-------- Document

How far we have succeeded in the attainment of this happy nonentity we leave others to judge. There is one good thing however which the hunt after a title is sure to realize; a great deal of despairing mirth. We were visiting a friend the other night, who can do anything for a book but give it a title; and after many grave and ineffectual attempts to furnish one for the present, the company, after the fashion of Rabelais, and with a chair-shaking merriment which he himself might have joined in, fell to turning a hopeless thing into a jest. It was like that ex. quisite picture of a set of laughers in Shakspeare :

One rubbed his elbow, thus; and fleered, and swore,
A better speech was never spoke before:
Another, with his finger and his thumb,
Cried "Via! we will do't, come what will come!"
The third he capered, and cried, "All goes well!"
The fourth turned on the toe, and down he fell
With that they all did tumble on the ground,
With such a zealous laughter, so profound,
That in this spleen ridiculous, appears,
To check their laughter, passion's solemn tears.

LOVE'S LABOR 'S LOST.

Some of the names had a meaning in their absurdity, such as the Adviser, or Helps for Composing; -the Cheap Reflector, or Every Man His Own Looking-Glass; -the Retailer, or Every Man His Own Other Man's Wit; - Nonsense, to be continued. Others were laughable by the mere force of contrast, as the Crocodile, or Pleasing Companion;-Chaos, or the Agreeable Miscellany; the Fugitive Guide; - the Foot Soldier, or Flowers of Wit;-Bigotry, or the Cheerful Instructor; -the Polite Repository of Abuse; -Blood, being a Collection of Light Essays. Others were sheer ludicrousness and extravagance, as the Pleasing Ancestor; the Silent Companion; the Tart; the Leg of Beef, by a Layman; the Ingenious Hatband; the Boots of Bliss; the Occasional Dinner; the Tooth-ache; Recollections of a Very Unpleasant Nature; Thoughts on Taking up a Pair of Snuffers; Thoughts on a Barouche-box; Thoughts on a Hill of Considerable Eminence; Meditations on a Pleasing Idea; Mate

rials for Drinking; the Knocker, No. I.;-the Hippopotamus entered at Stationers' Hall; the Piano-forte of Paulus Æmilius; the Seven Sleepers at Cards; the Arabian Nights on Horseback:-with an infinite number of other mortal murders of common sense, which rose to "push us from our stools," and which none but the wise or good-natured would think of enjoying.

----------------

(Exercise instructions)
1) Reproduce the passage about naming a book from "The fourth turned" to "LABOR 'S LOST.".
2) For each statement, say yes or no according to the passage about naming a book, and quote the words that decide it: (a) The friend being visited is good at giving books titles. (b) The company ended up making a joke of the hopeless task. (c) The writer says anyone at all would enjoy these invented names.
The listing that follows the passage about naming a book comes from a different source.

-------- Records shown

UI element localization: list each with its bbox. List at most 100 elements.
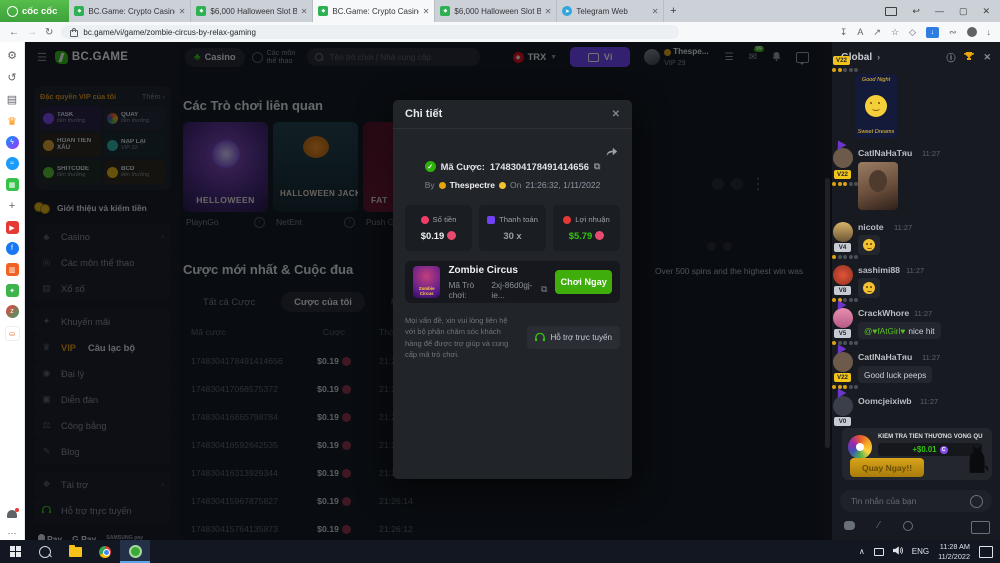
history-clock-icon[interactable]: ↺ (5, 70, 19, 84)
url-field[interactable]: bc.game/vi/game/zombie-circus-by-relax-g… (61, 25, 679, 39)
maximize-button[interactable]: ▢ (959, 6, 968, 17)
share-icon[interactable]: ↗ (873, 27, 881, 38)
tab-close-icon[interactable]: ✕ (301, 7, 308, 16)
spin-now-button[interactable]: Quay Ngay!! (850, 458, 924, 477)
live-support-button[interactable]: Hỗ trợ trực tuyến (527, 326, 620, 349)
games-icon[interactable]: ▦ (6, 178, 19, 191)
tab-telegram[interactable]: ➤ Telegram Web ✕ (557, 0, 664, 22)
game-thumbnail[interactable]: Zombie Circus (413, 266, 440, 298)
back-button[interactable]: ← (9, 27, 19, 38)
gift-icon[interactable]: ✦ (6, 284, 19, 297)
network-icon[interactable] (874, 548, 884, 556)
moon-emoji (865, 95, 887, 117)
medal-icon (439, 182, 446, 189)
add-shortcut-icon[interactable]: + (5, 199, 19, 213)
amount-icon (421, 216, 429, 224)
clock[interactable]: 11:28 AM 11/2/2022 (938, 542, 970, 561)
action-center-icon[interactable] (979, 546, 993, 558)
close-button[interactable]: ✕ (982, 6, 990, 17)
file-explorer-icon[interactable] (60, 540, 90, 563)
adblock-shield-icon[interactable]: ◇ (909, 27, 916, 38)
rank-stars (832, 68, 858, 72)
start-button[interactable] (0, 540, 30, 563)
more-icon[interactable]: ⋯ (5, 526, 19, 540)
avatar[interactable] (833, 148, 853, 168)
slash-command-icon[interactable]: ∕ (878, 520, 880, 531)
verified-icon: ✓ (425, 161, 436, 172)
taskbar-search-icon[interactable] (30, 540, 60, 563)
copy-icon[interactable]: ⧉ (594, 161, 600, 172)
cast-icon[interactable] (885, 7, 897, 16)
avatar[interactable] (833, 352, 853, 372)
emoji-message[interactable] (858, 235, 880, 255)
avatar[interactable] (833, 265, 853, 285)
tab-halloween-1[interactable]: ◆ $6,000 Halloween Slot Battl ✕ (191, 0, 313, 22)
profile-avatar[interactable] (967, 27, 977, 37)
chat-input[interactable] (840, 490, 992, 512)
chat-message[interactable]: @♥fAtGirl♥ nice hit (858, 322, 941, 339)
browser-titlebar: cốc cốc ◆ BC.Game: Crypto Casino Gan ✕ ◆… (0, 0, 1000, 22)
coccoc-taskbar-icon[interactable] (120, 540, 150, 563)
game-code: 2xj-86d0gj-ie... (491, 280, 537, 300)
fist-bump-icon[interactable] (844, 521, 855, 530)
browser-sidebar: ⚙ ↺ ▤ ♛ ϟ ≈ ▦ + ▶ f ▥ ✦ z ⛀ ⋯ (0, 42, 25, 540)
forward-button[interactable]: → (27, 27, 37, 38)
minimize-button[interactable]: — (935, 6, 944, 16)
reading-list-icon[interactable]: ▤ (5, 92, 19, 106)
session-restore-icon[interactable]: ↩ (912, 6, 920, 17)
hidden-icons-chevron[interactable]: ∧ (859, 547, 865, 556)
vip-crown-icon[interactable]: ♛ (5, 114, 19, 128)
tab-close-icon[interactable]: ✕ (423, 7, 430, 16)
vip-badge: V22 (833, 56, 850, 65)
tab-close-icon[interactable]: ✕ (652, 7, 659, 16)
photo-message[interactable] (858, 162, 898, 210)
share-bet-icon[interactable] (605, 144, 618, 162)
sticker-message[interactable]: Good Night Sweet Dreams (855, 74, 897, 138)
vip-badge: V4 (834, 243, 851, 252)
youtube-icon[interactable]: ▶ (6, 221, 19, 234)
avatar[interactable] (833, 222, 853, 242)
messenger-icon[interactable]: ϟ (6, 136, 19, 149)
translate-icon[interactable]: A (857, 27, 863, 37)
reload-button[interactable]: ↻ (45, 27, 53, 38)
emoji-picker-icon[interactable] (970, 495, 983, 508)
copy-icon[interactable]: ⧉ (541, 284, 547, 295)
chat-info-icon[interactable]: ⓘ (946, 51, 955, 64)
tab-close-icon[interactable]: ✕ (179, 7, 186, 16)
chat-close-icon[interactable]: ✕ (983, 52, 991, 63)
emoji-message[interactable] (858, 278, 880, 298)
tab-halloween-2[interactable]: ◆ $6,000 Halloween Slot Battl ✕ (435, 0, 557, 22)
zalo-icon[interactable]: z (6, 305, 19, 318)
facebook-icon[interactable]: f (6, 242, 19, 255)
chat-message[interactable]: Good luck peeps (858, 366, 932, 383)
chrome-icon[interactable] (90, 540, 120, 563)
stat-payout: Thanh toán 30 x (479, 205, 546, 251)
downloads-tray-icon[interactable]: ↓ (987, 27, 992, 37)
tab-bcgame-1[interactable]: ◆ BC.Game: Crypto Casino Gan ✕ (69, 0, 191, 22)
gif-keyboard-icon[interactable] (971, 521, 990, 534)
modal-close-icon[interactable]: ✕ (612, 109, 620, 120)
play-now-button[interactable]: Chơi Ngay (555, 270, 612, 294)
shop-bag-icon[interactable]: ▥ (6, 263, 19, 276)
language-indicator[interactable]: ENG (912, 547, 929, 556)
settings-gear-icon[interactable]: ⚙ (5, 48, 19, 62)
download-manager-icon[interactable]: ↓ (926, 27, 939, 38)
trophy-icon[interactable] (964, 51, 974, 63)
bookmark-star-icon[interactable]: ☆ (891, 27, 899, 38)
vpn-icon[interactable]: ∾ (949, 27, 957, 38)
coinflip-icon[interactable] (903, 521, 913, 531)
player-name[interactable]: Thespectre (450, 180, 495, 190)
coccoc-feed-icon[interactable]: ≈ (6, 157, 19, 170)
shop-cart-icon[interactable]: ⛀ (5, 326, 20, 341)
new-tab-button[interactable]: + (664, 5, 682, 17)
avatar[interactable] (833, 308, 853, 328)
chat-message-input[interactable] (849, 495, 964, 507)
volume-icon[interactable] (893, 546, 903, 557)
avatar[interactable] (833, 396, 853, 416)
save-page-icon[interactable]: ↧ (840, 27, 848, 38)
notifications-bell-icon[interactable] (7, 510, 17, 518)
coccoc-brand[interactable]: cốc cốc (0, 0, 69, 22)
tab-bcgame-2-active[interactable]: ◆ BC.Game: Crypto Casino Gan ✕ (313, 0, 435, 22)
stat-amount: Số tiền $0.19 (405, 205, 472, 251)
tab-close-icon[interactable]: ✕ (545, 7, 552, 16)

----------------

(Answers in order)
1)
The fourth turned on the toe, and down he fell
With that they all did tumble on the ground,
With such a zealous laughter, so profound,
That in this spleen ridiculous, appears,
To check their laughter, passion's solemn tears.

LOVE'S LABOR 'S LOST.

2)
(a) No: "who can do anything for a book but give it a title"
(b) Yes: "fell to turning a hopeless thing into a jest"
(c) No: "which none but the wise or good-natured would think of enjoying"